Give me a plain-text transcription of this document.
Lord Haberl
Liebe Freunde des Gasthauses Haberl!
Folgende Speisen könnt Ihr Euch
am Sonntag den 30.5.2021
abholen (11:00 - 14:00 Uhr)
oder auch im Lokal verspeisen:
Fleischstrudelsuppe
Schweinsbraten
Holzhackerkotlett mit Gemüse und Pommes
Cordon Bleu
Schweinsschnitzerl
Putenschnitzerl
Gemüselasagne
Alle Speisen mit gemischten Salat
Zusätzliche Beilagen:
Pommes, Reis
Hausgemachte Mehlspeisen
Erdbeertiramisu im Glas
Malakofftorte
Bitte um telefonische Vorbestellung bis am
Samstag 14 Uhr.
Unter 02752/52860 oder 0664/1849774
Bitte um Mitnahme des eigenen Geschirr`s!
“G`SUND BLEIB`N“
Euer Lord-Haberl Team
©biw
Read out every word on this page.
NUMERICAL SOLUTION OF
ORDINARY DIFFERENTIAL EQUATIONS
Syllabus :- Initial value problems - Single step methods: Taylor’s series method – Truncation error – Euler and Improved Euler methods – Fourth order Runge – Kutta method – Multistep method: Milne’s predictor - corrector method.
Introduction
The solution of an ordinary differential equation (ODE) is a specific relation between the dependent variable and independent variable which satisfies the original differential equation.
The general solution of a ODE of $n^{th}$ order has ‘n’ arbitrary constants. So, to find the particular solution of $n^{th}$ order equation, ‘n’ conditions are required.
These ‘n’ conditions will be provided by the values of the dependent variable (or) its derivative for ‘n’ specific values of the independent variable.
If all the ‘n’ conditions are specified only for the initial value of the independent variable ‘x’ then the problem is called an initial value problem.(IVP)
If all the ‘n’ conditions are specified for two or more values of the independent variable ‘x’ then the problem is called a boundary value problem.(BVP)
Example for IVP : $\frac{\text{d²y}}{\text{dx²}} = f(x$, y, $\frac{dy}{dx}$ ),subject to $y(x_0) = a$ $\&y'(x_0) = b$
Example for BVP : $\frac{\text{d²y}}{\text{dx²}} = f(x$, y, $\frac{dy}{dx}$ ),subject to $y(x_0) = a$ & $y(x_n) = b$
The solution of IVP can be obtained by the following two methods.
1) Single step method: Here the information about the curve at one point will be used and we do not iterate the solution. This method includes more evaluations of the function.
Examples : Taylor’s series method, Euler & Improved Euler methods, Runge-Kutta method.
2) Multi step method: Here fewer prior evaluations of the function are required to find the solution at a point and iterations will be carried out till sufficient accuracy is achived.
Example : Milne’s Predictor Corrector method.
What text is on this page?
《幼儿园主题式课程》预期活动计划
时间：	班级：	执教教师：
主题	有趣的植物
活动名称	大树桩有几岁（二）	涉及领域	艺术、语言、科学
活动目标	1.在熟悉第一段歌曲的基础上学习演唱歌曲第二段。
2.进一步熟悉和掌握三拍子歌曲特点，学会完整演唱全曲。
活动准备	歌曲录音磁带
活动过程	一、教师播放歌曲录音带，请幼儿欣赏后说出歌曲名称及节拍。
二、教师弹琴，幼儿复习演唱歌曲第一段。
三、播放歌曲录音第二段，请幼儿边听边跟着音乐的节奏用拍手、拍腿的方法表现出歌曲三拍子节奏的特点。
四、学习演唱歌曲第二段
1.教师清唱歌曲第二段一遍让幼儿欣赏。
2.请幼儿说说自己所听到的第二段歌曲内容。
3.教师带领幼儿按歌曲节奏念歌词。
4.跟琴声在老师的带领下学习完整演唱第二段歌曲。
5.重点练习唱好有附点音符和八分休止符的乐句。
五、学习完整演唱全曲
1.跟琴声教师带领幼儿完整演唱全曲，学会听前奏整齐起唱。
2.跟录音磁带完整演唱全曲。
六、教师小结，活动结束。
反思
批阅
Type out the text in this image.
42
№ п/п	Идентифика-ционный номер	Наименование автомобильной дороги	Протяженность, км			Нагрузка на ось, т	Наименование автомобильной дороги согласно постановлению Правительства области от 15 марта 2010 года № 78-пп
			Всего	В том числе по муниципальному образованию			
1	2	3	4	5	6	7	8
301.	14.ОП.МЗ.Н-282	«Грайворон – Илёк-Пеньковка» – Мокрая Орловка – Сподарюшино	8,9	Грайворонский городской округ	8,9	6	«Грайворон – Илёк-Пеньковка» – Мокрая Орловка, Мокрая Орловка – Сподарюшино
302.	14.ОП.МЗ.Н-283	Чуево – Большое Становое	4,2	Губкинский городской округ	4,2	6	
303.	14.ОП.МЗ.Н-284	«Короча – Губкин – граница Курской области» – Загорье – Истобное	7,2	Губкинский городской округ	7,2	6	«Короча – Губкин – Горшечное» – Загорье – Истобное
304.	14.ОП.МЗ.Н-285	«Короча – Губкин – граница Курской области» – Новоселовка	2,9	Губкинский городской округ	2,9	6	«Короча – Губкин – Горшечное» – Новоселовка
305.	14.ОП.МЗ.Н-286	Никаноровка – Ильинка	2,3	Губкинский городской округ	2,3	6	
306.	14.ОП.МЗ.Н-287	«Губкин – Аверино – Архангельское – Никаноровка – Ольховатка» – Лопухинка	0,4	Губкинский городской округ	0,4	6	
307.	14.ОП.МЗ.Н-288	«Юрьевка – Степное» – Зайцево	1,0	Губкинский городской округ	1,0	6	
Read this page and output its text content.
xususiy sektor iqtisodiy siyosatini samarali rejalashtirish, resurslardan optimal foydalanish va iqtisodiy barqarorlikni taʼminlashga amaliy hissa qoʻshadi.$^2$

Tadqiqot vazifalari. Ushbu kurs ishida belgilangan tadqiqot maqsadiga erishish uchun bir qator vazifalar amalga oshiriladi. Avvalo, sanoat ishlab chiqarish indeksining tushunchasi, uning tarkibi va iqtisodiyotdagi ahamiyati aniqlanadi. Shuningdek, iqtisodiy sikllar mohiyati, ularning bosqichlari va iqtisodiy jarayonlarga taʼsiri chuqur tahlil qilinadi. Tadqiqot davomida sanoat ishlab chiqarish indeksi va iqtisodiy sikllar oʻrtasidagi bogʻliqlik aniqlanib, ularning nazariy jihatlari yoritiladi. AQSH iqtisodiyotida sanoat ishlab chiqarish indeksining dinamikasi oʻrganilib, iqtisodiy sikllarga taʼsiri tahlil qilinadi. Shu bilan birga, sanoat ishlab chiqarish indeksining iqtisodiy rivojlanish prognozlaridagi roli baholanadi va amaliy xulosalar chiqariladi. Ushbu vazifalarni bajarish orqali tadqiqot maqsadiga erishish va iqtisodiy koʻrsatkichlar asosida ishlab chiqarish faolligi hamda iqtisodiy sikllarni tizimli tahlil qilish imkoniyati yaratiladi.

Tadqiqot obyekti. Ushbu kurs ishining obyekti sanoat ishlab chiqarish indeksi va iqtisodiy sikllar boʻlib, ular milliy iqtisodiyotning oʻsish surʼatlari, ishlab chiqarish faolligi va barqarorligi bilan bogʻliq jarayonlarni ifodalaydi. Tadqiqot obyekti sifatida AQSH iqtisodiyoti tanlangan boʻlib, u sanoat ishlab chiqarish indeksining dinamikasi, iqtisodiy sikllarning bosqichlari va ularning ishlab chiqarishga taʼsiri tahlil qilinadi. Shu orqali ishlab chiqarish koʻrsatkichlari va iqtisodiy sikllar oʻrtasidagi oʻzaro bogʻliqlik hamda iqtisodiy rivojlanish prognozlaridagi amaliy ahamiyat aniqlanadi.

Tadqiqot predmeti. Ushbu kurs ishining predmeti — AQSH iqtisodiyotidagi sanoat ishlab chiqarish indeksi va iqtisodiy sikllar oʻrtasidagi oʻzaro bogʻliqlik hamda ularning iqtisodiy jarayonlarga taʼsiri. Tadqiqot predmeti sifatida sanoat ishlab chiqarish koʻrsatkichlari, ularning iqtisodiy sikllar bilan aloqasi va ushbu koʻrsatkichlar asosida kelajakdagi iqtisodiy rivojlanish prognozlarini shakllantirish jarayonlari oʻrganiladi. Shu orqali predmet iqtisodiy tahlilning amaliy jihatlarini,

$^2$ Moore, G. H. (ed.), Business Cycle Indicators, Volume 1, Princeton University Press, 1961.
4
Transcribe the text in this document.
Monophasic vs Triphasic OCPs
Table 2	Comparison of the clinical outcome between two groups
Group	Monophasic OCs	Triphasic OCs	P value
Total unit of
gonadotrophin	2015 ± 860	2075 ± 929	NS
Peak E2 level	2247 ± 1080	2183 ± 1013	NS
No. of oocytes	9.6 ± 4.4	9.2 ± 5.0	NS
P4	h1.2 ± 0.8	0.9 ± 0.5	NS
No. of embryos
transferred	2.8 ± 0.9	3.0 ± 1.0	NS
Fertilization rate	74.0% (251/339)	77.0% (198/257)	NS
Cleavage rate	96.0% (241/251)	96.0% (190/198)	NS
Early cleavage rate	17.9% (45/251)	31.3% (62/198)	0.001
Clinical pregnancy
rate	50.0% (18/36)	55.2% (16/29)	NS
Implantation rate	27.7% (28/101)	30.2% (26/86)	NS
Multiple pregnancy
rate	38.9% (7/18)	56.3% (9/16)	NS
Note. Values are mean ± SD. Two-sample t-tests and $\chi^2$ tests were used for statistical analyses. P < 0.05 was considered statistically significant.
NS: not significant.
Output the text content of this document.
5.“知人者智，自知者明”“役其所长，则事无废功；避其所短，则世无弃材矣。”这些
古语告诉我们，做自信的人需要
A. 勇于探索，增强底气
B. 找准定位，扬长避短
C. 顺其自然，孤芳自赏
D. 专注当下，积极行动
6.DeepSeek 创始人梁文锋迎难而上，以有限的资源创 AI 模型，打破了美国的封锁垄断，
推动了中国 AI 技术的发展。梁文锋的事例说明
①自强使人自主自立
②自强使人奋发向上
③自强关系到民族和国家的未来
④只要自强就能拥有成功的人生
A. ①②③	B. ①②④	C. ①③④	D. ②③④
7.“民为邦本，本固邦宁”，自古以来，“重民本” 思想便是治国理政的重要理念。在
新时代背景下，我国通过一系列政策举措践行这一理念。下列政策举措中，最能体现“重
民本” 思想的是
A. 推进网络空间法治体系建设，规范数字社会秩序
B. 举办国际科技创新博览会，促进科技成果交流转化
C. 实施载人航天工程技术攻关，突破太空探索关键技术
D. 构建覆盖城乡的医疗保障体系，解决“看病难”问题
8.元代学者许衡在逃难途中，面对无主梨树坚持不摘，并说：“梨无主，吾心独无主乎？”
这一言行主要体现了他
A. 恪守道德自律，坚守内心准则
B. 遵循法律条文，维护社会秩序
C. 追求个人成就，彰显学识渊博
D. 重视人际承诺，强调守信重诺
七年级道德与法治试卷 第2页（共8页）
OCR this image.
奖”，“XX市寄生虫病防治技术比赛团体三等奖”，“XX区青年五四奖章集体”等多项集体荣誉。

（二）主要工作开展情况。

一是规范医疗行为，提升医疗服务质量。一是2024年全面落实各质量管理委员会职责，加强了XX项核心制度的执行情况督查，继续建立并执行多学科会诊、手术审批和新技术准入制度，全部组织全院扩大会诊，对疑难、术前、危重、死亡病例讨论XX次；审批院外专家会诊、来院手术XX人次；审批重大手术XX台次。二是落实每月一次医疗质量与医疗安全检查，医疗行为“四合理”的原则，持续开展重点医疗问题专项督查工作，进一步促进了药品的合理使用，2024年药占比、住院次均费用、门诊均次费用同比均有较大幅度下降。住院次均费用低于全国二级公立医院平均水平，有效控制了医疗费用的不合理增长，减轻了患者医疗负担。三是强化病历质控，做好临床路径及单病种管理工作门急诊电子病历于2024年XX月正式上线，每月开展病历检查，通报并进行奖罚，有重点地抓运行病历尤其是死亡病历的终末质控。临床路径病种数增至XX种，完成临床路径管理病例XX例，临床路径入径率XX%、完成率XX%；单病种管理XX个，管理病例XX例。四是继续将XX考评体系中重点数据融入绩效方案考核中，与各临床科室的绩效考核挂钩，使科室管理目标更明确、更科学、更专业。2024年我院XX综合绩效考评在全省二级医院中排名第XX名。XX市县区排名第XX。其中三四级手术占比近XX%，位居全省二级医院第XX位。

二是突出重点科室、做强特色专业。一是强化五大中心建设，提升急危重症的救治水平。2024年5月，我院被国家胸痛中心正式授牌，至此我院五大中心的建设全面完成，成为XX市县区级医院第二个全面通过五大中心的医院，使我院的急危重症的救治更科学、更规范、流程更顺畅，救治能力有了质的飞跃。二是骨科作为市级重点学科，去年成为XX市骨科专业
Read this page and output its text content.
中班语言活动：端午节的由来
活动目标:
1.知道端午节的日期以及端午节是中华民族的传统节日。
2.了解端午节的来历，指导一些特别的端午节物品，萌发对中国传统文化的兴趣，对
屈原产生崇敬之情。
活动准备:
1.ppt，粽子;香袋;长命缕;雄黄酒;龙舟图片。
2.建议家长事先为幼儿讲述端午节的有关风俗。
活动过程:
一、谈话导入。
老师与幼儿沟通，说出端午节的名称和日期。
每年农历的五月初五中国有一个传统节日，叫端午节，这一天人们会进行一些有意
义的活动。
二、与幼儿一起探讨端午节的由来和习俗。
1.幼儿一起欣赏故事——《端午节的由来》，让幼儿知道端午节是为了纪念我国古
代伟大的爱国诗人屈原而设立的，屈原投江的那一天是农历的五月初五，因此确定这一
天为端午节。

PROMPT>
Which lines hold the string "specific"? Copy all of them from the data above.

COMPLETED EXERCISE>
The solution of an ordinary differential equation (ODE) is a specific relation between the dependent variable and independent variable which satisfies the original differential equation.
These ‘n’ conditions will be provided by the values of the dependent variable (or) its derivative for ‘n’ specific values of the independent variable.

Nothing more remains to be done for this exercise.